Data excerpts:

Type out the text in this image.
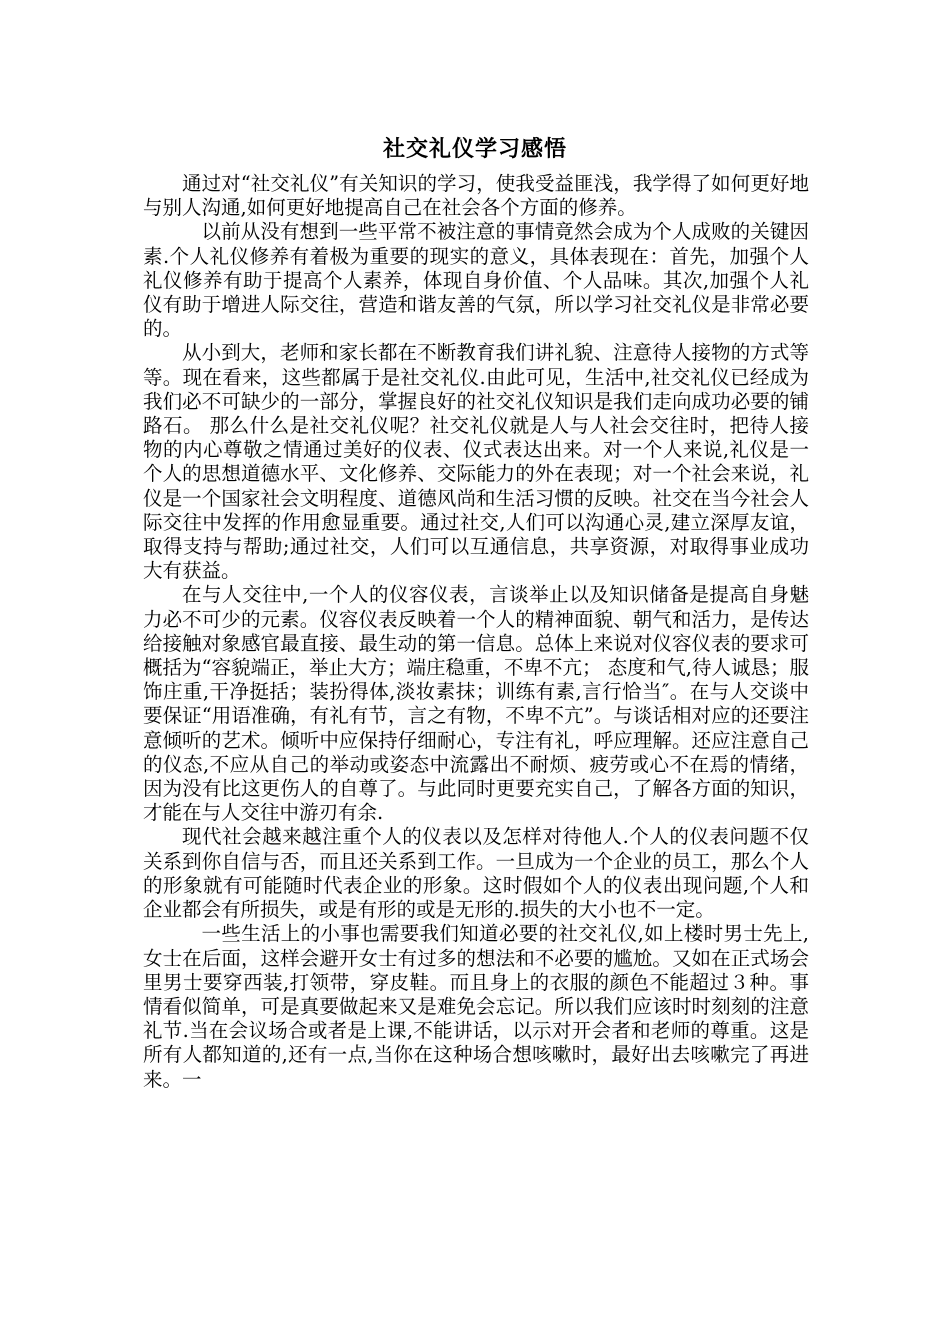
社交礼仪学习感悟

通过对“社交礼仪”有关知识的学习，使我受益匪浅，我学得了如何更好地与别人沟通,如何更好地提高自己在社会各个方面的修养。

以前从没有想到一些平常不被注意的事情竟然会成为个人成败的关键因素.个人礼仪修养有着极为重要的现实的意义，具体表现在：首先，加强个人礼仪修养有助于提高个人素养，体现自身价值、个人品味。其次,加强个人礼仪有助于增进人际交往，营造和谐友善的气氛，所以学习社交礼仪是非常必要的。

从小到大，老师和家长都在不断教育我们讲礼貌、注意待人接物的方式等等。现在看来，这些都属于是社交礼仪.由此可见，生活中,社交礼仪已经成为我们必不可缺少的一部分，掌握良好的社交礼仪知识是我们走向成功必要的铺路石。 那么什么是社交礼仪呢？社交礼仪就是人与人社会交往时，把待人接物的内心尊敬之情通过美好的仪表、仪式表达出来。对一个人来说,礼仪是一个人的思想道德水平、文化修养、交际能力的外在表现；对一个社会来说，礼仪是一个国家社会文明程度、道德风尚和生活习惯的反映。社交在当今社会人际交往中发挥的作用愈显重要。通过社交,人们可以沟通心灵,建立深厚友谊，取得支持与帮助;通过社交，人们可以互通信息，共享资源，对取得事业成功大有获益。

在与人交往中,一个人的仪容仪表，言谈举止以及知识储备是提高自身魅力必不可少的元素。仪容仪表反映着一个人的精神面貌、朝气和活力，是传达给接触对象感官最直接、最生动的第一信息。总体上来说对仪容仪表的要求可概括为“容貌端正，举止大方；端庄稳重，不卑不亢； 态度和气,待人诚恳；服饰庄重,干净挺括；装扮得体,淡妆素抹；训练有素,言行恰当″。在与人交谈中要保证“用语准确，有礼有节，言之有物，不卑不亢”。与谈话相对应的还要注意倾听的艺术。倾听中应保持仔细耐心，专注有礼，呼应理解。还应注意自己的仪态,不应从自己的举动或姿态中流露出不耐烦、疲劳或心不在焉的情绪，因为没有比这更伤人的自尊了。与此同时更要充实自己，了解各方面的知识，才能在与人交往中游刃有余.

现代社会越来越注重个人的仪表以及怎样对待他人.个人的仪表问题不仅关系到你自信与否，而且还关系到工作。一旦成为一个企业的员工，那么个人的形象就有可能随时代表企业的形象。这时假如个人的仪表出现问题,个人和企业都会有所损失，或是有形的或是无形的.损失的大小也不一定。

一些生活上的小事也需要我们知道必要的社交礼仪,如上楼时男士先上,女士在后面，这样会避开女士有过多的想法和不必要的尴尬。又如在正式场会里男士要穿西装,打领带，穿皮鞋。而且身上的衣服的颜色不能超过３种。事情看似简单，可是真要做起来又是难免会忘记。所以我们应该时时刻刻的注意礼节.当在会议场合或者是上课,不能讲话，以示对开会者和老师的尊重。这是所有人都知道的,还有一点,当你在这种场合想咳嗽时，最好出去咳嗽完了再进来。一
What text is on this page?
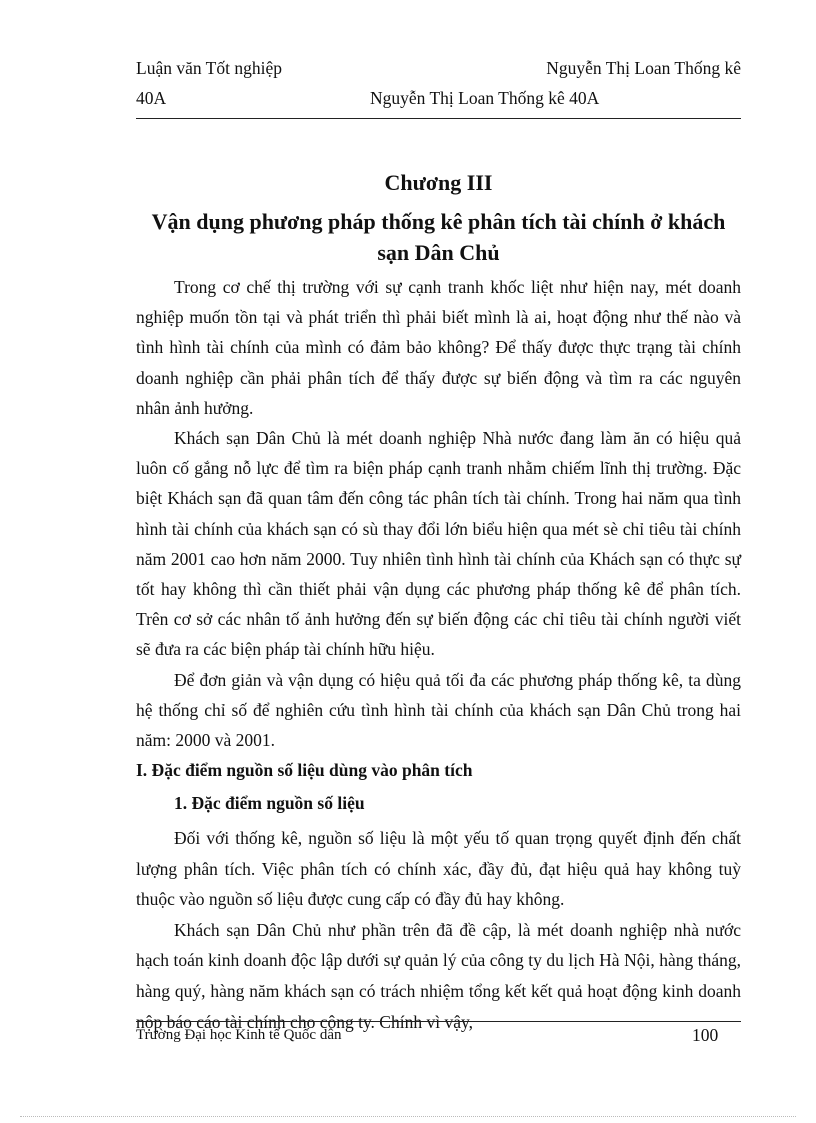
Luận văn Tốt nghiệp	Nguyễn Thị Loan Thống kê
40A	Nguyễn Thị Loan Thống kê 40A
Chương III
Vận dụng phương pháp thống kê phân tích tài chính ở khách sạn Dân Chủ

Trong cơ chế thị trường với sự cạnh tranh khốc liệt như hiện nay, mét doanh nghiệp muốn tồn tại và phát triển thì phải biết mình là ai, hoạt động như thế nào và tình hình tài chính của mình có đảm bảo không? Để thấy được thực trạng tài chính doanh nghiệp cần phải phân tích để thấy được sự biến động và tìm ra các nguyên nhân ảnh hưởng.

Khách sạn Dân Chủ là mét doanh nghiệp Nhà nước đang làm ăn có hiệu quả luôn cố gắng nỗ lực để tìm ra biện pháp cạnh tranh nhằm chiếm lĩnh thị trường. Đặc biệt Khách sạn đã quan tâm đến công tác phân tích tài chính. Trong hai năm qua tình hình tài chính của khách sạn có sù thay đổi lớn biểu hiện qua mét sè chỉ tiêu tài chính năm 2001 cao hơn năm 2000. Tuy nhiên tình hình tài chính của Khách sạn có thực sự tốt hay không thì cần thiết phải vận dụng các phương pháp thống kê để phân tích. Trên cơ sở các nhân tố ảnh hưởng đến sự biến động các chỉ tiêu tài chính người viết sẽ đưa ra các biện pháp tài chính hữu hiệu.

Để đơn giản và vận dụng có hiệu quả tối đa các phương pháp thống kê, ta dùng hệ thống chỉ số để nghiên cứu tình hình tài chính của khách sạn Dân Chủ trong hai năm: 2000 và 2001.

I. Đặc điểm nguồn số liệu dùng vào phân tích
1. Đặc điểm nguồn số liệu

Đối với thống kê, nguồn số liệu là một yếu tố quan trọng quyết định đến chất lượng phân tích. Việc phân tích có chính xác, đầy đủ, đạt hiệu quả hay không tuỳ thuộc vào nguồn số liệu được cung cấp có đầy đủ hay không.

Khách sạn Dân Chủ như phần trên đã đề cập, là mét doanh nghiệp nhà nước hạch toán kinh doanh độc lập dưới sự quản lý của công ty du lịch Hà Nội, hàng tháng, hàng quý, hàng năm khách sạn có trách nhiệm tổng kết kết quả hoạt động kinh doanh nộp báo cáo tài chính cho công ty. Chính vì vậy,

Trường Đại học Kinh tế Quốc dân	100
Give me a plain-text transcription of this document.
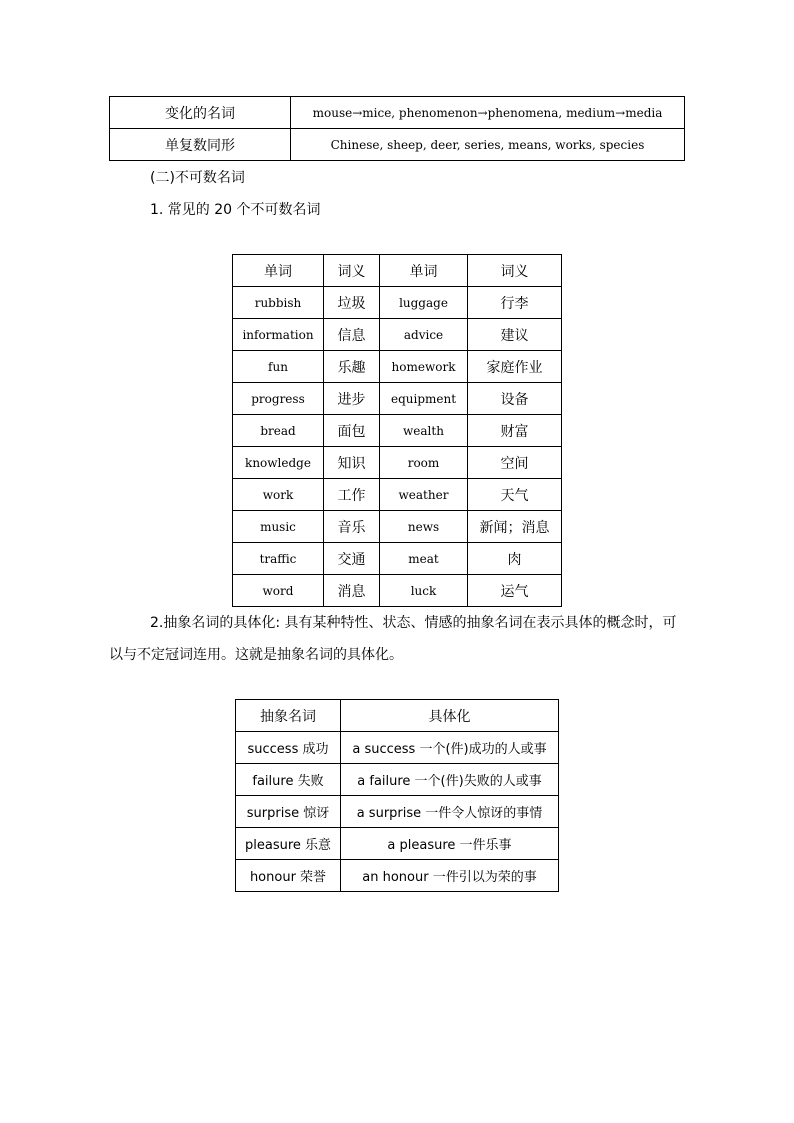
变化的名词	mouse→mice, phenomenon→phenomena, medium→media
单复数同形	Chinese, sheep, deer, series, means, works, species
(二)不可数名词
1. 常见的 20 个不可数名词
单词	词义	单词	词义
rubbish	垃圾	luggage	行李
information	信息	advice	建议
fun	乐趣	homework	家庭作业
progress	进步	equipment	设备
bread	面包	wealth	财富
knowledge	知识	room	空间
work	工作	weather	天气
music	音乐	news	新闻；消息
traffic	交通	meat	肉
word	消息	luck	运气
2.抽象名词的具体化: 具有某种特性、状态、情感的抽象名词在表示具体的概念时，可
以与不定冠词连用。这就是抽象名词的具体化。
抽象名词	具体化
success 成功	a success 一个(件)成功的人或事
failure 失败	a failure 一个(件)失败的人或事
surprise 惊讶	a surprise 一件令人惊讶的事情
pleasure 乐意	a pleasure 一件乐事
honour 荣誉	an honour 一件引以为荣的事
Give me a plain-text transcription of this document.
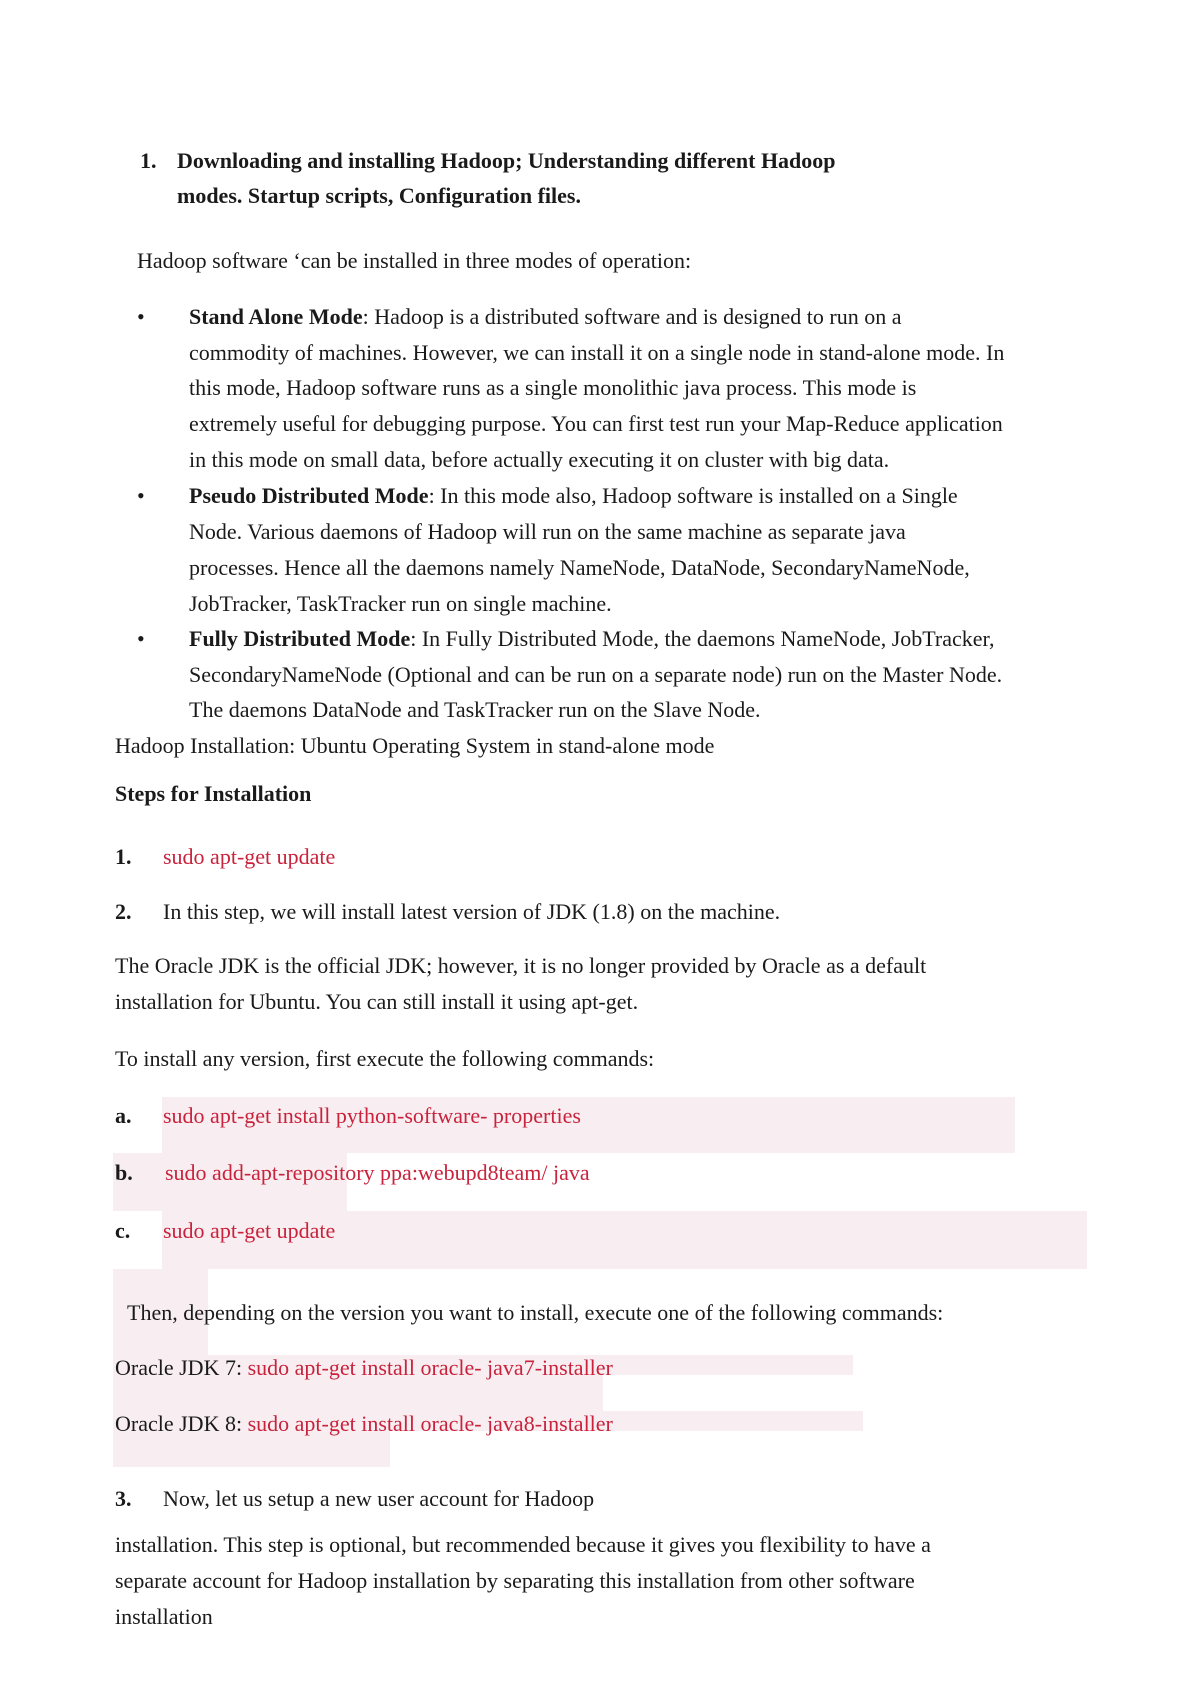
1. Downloading and installing Hadoop; Understanding different Hadoop
modes. Startup scripts, Configuration files.
Hadoop software ‘can be installed in three modes of operation:
• Stand Alone Mode: Hadoop is a distributed software and is designed to run on a
commodity of machines. However, we can install it on a single node in stand-alone mode. In
this mode, Hadoop software runs as a single monolithic java process. This mode is
extremely useful for debugging purpose. You can first test run your Map-Reduce application
in this mode on small data, before actually executing it on cluster with big data.
• Pseudo Distributed Mode: In this mode also, Hadoop software is installed on a Single
Node. Various daemons of Hadoop will run on the same machine as separate java
processes. Hence all the daemons namely NameNode, DataNode, SecondaryNameNode,
JobTracker, TaskTracker run on single machine.
• Fully Distributed Mode: In Fully Distributed Mode, the daemons NameNode, JobTracker,
SecondaryNameNode (Optional and can be run on a separate node) run on the Master Node.
The daemons DataNode and TaskTracker run on the Slave Node.
Hadoop Installation: Ubuntu Operating System in stand-alone mode
Steps for Installation
1. sudo apt-get update
2. In this step, we will install latest version of JDK (1.8) on the machine.
The Oracle JDK is the official JDK; however, it is no longer provided by Oracle as a default
installation for Ubuntu. You can still install it using apt-get.
To install any version, first execute the following commands:
a. sudo apt-get install python-software- properties
b. sudo add-apt-repository ppa:webupd8team/ java
c. sudo apt-get update
Then, depending on the version you want to install, execute one of the following commands:
Oracle JDK 7: sudo apt-get install oracle- java7-installer
Oracle JDK 8: sudo apt-get install oracle- java8-installer
3. Now, let us setup a new user account for Hadoop
installation. This step is optional, but recommended because it gives you flexibility to have a
separate account for Hadoop installation by separating this installation from other software
installation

Set problem
Where does the word "execute" appear? Return each line that holds it.

Answer in full
To install any version, first execute the following commands:
Then, depending on the version you want to install, execute one of the following commands:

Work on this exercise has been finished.